[start MATERIAL TO PROCESS]
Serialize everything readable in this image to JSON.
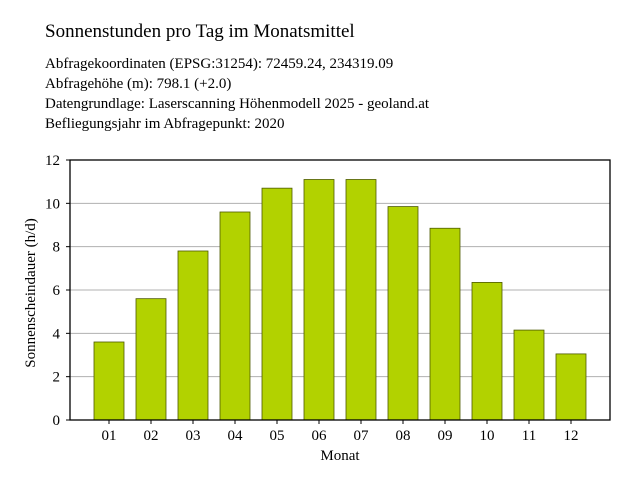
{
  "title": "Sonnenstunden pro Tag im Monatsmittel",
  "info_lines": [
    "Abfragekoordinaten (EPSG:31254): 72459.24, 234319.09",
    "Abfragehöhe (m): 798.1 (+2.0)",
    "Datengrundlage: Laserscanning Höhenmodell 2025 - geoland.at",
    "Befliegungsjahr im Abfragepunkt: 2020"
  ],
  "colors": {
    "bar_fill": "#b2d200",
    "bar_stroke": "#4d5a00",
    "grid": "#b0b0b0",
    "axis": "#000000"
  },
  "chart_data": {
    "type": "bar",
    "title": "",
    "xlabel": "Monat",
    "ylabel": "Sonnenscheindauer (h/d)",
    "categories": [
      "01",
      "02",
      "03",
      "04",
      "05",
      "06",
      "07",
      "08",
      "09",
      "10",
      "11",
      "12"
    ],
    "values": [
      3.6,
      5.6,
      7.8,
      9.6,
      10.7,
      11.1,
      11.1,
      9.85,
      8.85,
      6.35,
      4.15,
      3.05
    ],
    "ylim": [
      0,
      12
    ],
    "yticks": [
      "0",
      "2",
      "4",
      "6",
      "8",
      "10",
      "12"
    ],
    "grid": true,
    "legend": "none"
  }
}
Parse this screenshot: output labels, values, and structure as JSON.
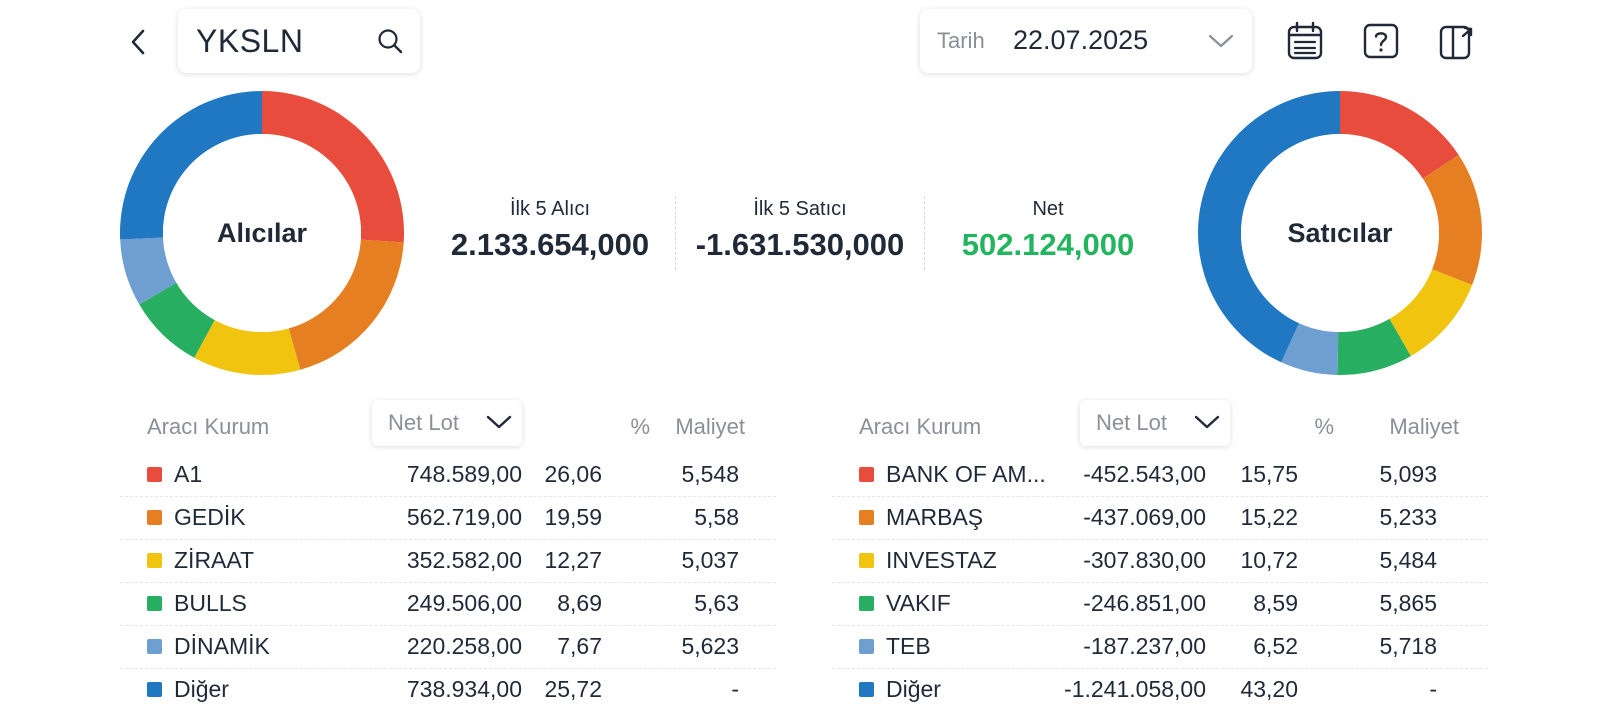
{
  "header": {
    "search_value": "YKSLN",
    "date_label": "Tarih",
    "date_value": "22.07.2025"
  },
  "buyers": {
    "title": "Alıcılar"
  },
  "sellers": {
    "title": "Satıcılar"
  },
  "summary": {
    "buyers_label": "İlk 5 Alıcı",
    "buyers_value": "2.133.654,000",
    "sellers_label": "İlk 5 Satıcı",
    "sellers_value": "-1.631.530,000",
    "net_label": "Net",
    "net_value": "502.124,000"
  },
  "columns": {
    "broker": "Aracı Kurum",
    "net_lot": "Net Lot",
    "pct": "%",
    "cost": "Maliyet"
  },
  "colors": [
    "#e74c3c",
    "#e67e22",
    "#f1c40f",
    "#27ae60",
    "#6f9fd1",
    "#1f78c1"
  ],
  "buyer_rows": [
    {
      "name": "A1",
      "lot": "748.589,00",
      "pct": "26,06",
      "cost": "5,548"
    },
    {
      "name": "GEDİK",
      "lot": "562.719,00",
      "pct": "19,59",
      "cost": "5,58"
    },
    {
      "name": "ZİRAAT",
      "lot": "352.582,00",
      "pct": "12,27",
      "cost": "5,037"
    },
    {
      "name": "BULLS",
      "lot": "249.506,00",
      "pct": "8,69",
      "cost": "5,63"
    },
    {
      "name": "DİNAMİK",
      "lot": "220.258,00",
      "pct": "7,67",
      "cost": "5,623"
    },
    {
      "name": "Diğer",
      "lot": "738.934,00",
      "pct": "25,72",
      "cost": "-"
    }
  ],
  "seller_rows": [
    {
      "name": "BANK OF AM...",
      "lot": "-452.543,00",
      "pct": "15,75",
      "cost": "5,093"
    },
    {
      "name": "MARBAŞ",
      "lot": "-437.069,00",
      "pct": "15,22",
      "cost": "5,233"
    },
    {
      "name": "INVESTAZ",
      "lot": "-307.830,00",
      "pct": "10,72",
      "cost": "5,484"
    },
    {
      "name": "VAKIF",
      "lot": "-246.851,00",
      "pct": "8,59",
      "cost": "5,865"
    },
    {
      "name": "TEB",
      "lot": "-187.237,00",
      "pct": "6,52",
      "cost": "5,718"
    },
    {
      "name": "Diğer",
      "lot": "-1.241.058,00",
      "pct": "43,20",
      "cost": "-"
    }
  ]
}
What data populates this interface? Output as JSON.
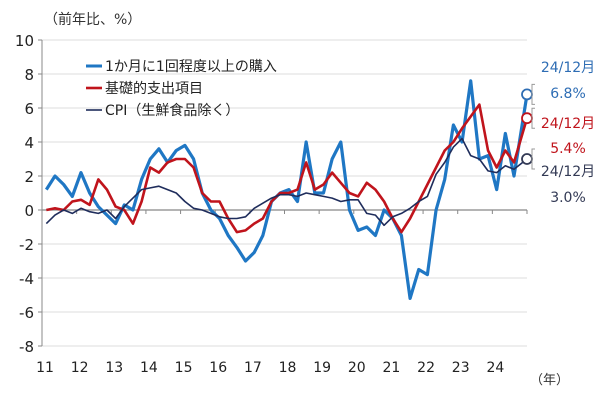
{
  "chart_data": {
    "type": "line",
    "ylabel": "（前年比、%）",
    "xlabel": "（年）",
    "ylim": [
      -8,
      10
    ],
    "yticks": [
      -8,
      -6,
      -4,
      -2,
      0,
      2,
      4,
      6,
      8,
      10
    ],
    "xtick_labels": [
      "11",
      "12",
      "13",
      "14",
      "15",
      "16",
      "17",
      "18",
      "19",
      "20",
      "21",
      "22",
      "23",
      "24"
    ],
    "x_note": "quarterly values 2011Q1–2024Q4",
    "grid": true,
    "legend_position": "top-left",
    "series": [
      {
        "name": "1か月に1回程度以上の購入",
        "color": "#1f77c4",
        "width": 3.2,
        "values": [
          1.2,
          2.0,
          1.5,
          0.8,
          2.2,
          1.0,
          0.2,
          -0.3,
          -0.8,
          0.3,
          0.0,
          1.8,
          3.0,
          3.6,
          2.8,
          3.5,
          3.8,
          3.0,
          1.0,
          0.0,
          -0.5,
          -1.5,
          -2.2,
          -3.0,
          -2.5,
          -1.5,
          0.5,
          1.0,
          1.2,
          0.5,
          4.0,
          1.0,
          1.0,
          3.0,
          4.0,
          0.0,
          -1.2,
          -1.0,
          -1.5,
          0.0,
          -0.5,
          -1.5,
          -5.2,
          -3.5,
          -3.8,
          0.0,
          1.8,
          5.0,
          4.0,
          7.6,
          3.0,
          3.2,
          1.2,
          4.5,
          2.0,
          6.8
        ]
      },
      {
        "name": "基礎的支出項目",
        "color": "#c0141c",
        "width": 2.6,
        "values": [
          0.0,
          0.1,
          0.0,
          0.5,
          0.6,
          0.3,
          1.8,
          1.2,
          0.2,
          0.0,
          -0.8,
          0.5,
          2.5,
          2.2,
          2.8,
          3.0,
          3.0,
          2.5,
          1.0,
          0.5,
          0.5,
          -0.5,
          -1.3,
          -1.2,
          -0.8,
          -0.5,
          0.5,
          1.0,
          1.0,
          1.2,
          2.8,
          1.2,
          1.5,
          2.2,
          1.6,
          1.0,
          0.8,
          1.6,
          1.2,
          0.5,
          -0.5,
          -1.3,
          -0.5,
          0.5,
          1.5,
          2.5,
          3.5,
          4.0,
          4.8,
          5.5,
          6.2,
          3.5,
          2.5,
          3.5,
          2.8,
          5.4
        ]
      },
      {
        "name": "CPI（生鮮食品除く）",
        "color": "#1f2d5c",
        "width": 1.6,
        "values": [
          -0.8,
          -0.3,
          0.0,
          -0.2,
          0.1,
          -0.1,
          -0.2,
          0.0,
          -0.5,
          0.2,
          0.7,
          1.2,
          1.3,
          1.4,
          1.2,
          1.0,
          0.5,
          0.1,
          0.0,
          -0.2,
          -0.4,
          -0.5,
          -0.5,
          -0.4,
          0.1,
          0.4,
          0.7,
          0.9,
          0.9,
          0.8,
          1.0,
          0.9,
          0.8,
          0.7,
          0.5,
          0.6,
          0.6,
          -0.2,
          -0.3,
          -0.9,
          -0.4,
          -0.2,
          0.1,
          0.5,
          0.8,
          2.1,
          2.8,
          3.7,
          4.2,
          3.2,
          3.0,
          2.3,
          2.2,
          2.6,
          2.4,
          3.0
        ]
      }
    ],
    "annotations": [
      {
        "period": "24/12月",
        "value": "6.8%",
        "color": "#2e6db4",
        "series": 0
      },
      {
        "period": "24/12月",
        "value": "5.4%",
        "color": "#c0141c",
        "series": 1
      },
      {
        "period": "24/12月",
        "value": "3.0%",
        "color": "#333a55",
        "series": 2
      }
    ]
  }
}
[end MATERIAL TO PROCESS]
* _AIM OF THE TASK_
Repeat all the records above exactly, leaving out any pictures.

* _WRITTEN SOLUTION_
Serialize everything readable in this image to JSON.
{
  "title": "Sonnenstunden pro Tag im Monatsmittel",
  "info_lines": [
    "Abfragekoordinaten (EPSG:31254): 72459.24, 234319.09",
    "Abfragehöhe (m): 798.1 (+2.0)",
    "Datengrundlage: Laserscanning Höhenmodell 2025 - geoland.at",
    "Befliegungsjahr im Abfragepunkt: 2020"
  ],
  "colors": {
    "bar_fill": "#b2d200",
    "bar_stroke": "#4d5a00",
    "grid": "#b0b0b0",
    "axis": "#000000"
  },
  "chart_data": {
    "type": "bar",
    "title": "",
    "xlabel": "Monat",
    "ylabel": "Sonnenscheindauer (h/d)",
    "categories": [
      "01",
      "02",
      "03",
      "04",
      "05",
      "06",
      "07",
      "08",
      "09",
      "10",
      "11",
      "12"
    ],
    "values": [
      3.6,
      5.6,
      7.8,
      9.6,
      10.7,
      11.1,
      11.1,
      9.85,
      8.85,
      6.35,
      4.15,
      3.05
    ],
    "ylim": [
      0,
      12
    ],
    "yticks": [
      "0",
      "2",
      "4",
      "6",
      "8",
      "10",
      "12"
    ],
    "grid": true,
    "legend": "none"
  }
}
Parse this screenshot: output labels, values, and structure as JSON.
{
  "header": {
    "search_value": "YKSLN",
    "date_label": "Tarih",
    "date_value": "22.07.2025"
  },
  "buyers": {
    "title": "Alıcılar"
  },
  "sellers": {
    "title": "Satıcılar"
  },
  "summary": {
    "buyers_label": "İlk 5 Alıcı",
    "buyers_value": "2.133.654,000",
    "sellers_label": "İlk 5 Satıcı",
    "sellers_value": "-1.631.530,000",
    "net_label": "Net",
    "net_value": "502.124,000"
  },
  "columns": {
    "broker": "Aracı Kurum",
    "net_lot": "Net Lot",
    "pct": "%",
    "cost": "Maliyet"
  },
  "colors": [
    "#e74c3c",
    "#e67e22",
    "#f1c40f",
    "#27ae60",
    "#6f9fd1",
    "#1f78c1"
  ],
  "buyer_rows": [
    {
      "name": "A1",
      "lot": "748.589,00",
      "pct": "26,06",
      "cost": "5,548"
    },
    {
      "name": "GEDİK",
      "lot": "562.719,00",
      "pct": "19,59",
      "cost": "5,58"
    },
    {
      "name": "ZİRAAT",
      "lot": "352.582,00",
      "pct": "12,27",
      "cost": "5,037"
    },
    {
      "name": "BULLS",
      "lot": "249.506,00",
      "pct": "8,69",
      "cost": "5,63"
    },
    {
      "name": "DİNAMİK",
      "lot": "220.258,00",
      "pct": "7,67",
      "cost": "5,623"
    },
    {
      "name": "Diğer",
      "lot": "738.934,00",
      "pct": "25,72",
      "cost": "-"
    }
  ],
  "seller_rows": [
    {
      "name": "BANK OF AM...",
      "lot": "-452.543,00",
      "pct": "15,75",
      "cost": "5,093"
    },
    {
      "name": "MARBAŞ",
      "lot": "-437.069,00",
      "pct": "15,22",
      "cost": "5,233"
    },
    {
      "name": "INVESTAZ",
      "lot": "-307.830,00",
      "pct": "10,72",
      "cost": "5,484"
    },
    {
      "name": "VAKIF",
      "lot": "-246.851,00",
      "pct": "8,59",
      "cost": "5,865"
    },
    {
      "name": "TEB",
      "lot": "-187.237,00",
      "pct": "6,52",
      "cost": "5,718"
    },
    {
      "name": "Diğer",
      "lot": "-1.241.058,00",
      "pct": "43,20",
      "cost": "-"
    }
  ]
}
What data populates this interface? Output as JSON.
{
  "chart_data": {
    "type": "line",
    "ylabel": "（前年比、%）",
    "xlabel": "（年）",
    "ylim": [
      -8,
      10
    ],
    "yticks": [
      -8,
      -6,
      -4,
      -2,
      0,
      2,
      4,
      6,
      8,
      10
    ],
    "xtick_labels": [
      "11",
      "12",
      "13",
      "14",
      "15",
      "16",
      "17",
      "18",
      "19",
      "20",
      "21",
      "22",
      "23",
      "24"
    ],
    "x_note": "quarterly values 2011Q1–2024Q4",
    "grid": true,
    "legend_position": "top-left",
    "series": [
      {
        "name": "1か月に1回程度以上の購入",
        "color": "#1f77c4",
        "width": 3.2,
        "values": [
          1.2,
          2.0,
          1.5,
          0.8,
          2.2,
          1.0,
          0.2,
          -0.3,
          -0.8,
          0.3,
          0.0,
          1.8,
          3.0,
          3.6,
          2.8,
          3.5,
          3.8,
          3.0,
          1.0,
          0.0,
          -0.5,
          -1.5,
          -2.2,
          -3.0,
          -2.5,
          -1.5,
          0.5,
          1.0,
          1.2,
          0.5,
          4.0,
          1.0,
          1.0,
          3.0,
          4.0,
          0.0,
          -1.2,
          -1.0,
          -1.5,
          0.0,
          -0.5,
          -1.5,
          -5.2,
          -3.5,
          -3.8,
          0.0,
          1.8,
          5.0,
          4.0,
          7.6,
          3.0,
          3.2,
          1.2,
          4.5,
          2.0,
          6.8
        ]
      },
      {
        "name": "基礎的支出項目",
        "color": "#c0141c",
        "width": 2.6,
        "values": [
          0.0,
          0.1,
          0.0,
          0.5,
          0.6,
          0.3,
          1.8,
          1.2,
          0.2,
          0.0,
          -0.8,
          0.5,
          2.5,
          2.2,
          2.8,
          3.0,
          3.0,
          2.5,
          1.0,
          0.5,
          0.5,
          -0.5,
          -1.3,
          -1.2,
          -0.8,
          -0.5,
          0.5,
          1.0,
          1.0,
          1.2,
          2.8,
          1.2,
          1.5,
          2.2,
          1.6,
          1.0,
          0.8,
          1.6,
          1.2,
          0.5,
          -0.5,
          -1.3,
          -0.5,
          0.5,
          1.5,
          2.5,
          3.5,
          4.0,
          4.8,
          5.5,
          6.2,
          3.5,
          2.5,
          3.5,
          2.8,
          5.4
        ]
      },
      {
        "name": "CPI（生鮮食品除く）",
        "color": "#1f2d5c",
        "width": 1.6,
        "values": [
          -0.8,
          -0.3,
          0.0,
          -0.2,
          0.1,
          -0.1,
          -0.2,
          0.0,
          -0.5,
          0.2,
          0.7,
          1.2,
          1.3,
          1.4,
          1.2,
          1.0,
          0.5,
          0.1,
          0.0,
          -0.2,
          -0.4,
          -0.5,
          -0.5,
          -0.4,
          0.1,
          0.4,
          0.7,
          0.9,
          0.9,
          0.8,
          1.0,
          0.9,
          0.8,
          0.7,
          0.5,
          0.6,
          0.6,
          -0.2,
          -0.3,
          -0.9,
          -0.4,
          -0.2,
          0.1,
          0.5,
          0.8,
          2.1,
          2.8,
          3.7,
          4.2,
          3.2,
          3.0,
          2.3,
          2.2,
          2.6,
          2.4,
          3.0
        ]
      }
    ],
    "annotations": [
      {
        "period": "24/12月",
        "value": "6.8%",
        "color": "#2e6db4",
        "series": 0
      },
      {
        "period": "24/12月",
        "value": "5.4%",
        "color": "#c0141c",
        "series": 1
      },
      {
        "period": "24/12月",
        "value": "3.0%",
        "color": "#333a55",
        "series": 2
      }
    ]
  }
}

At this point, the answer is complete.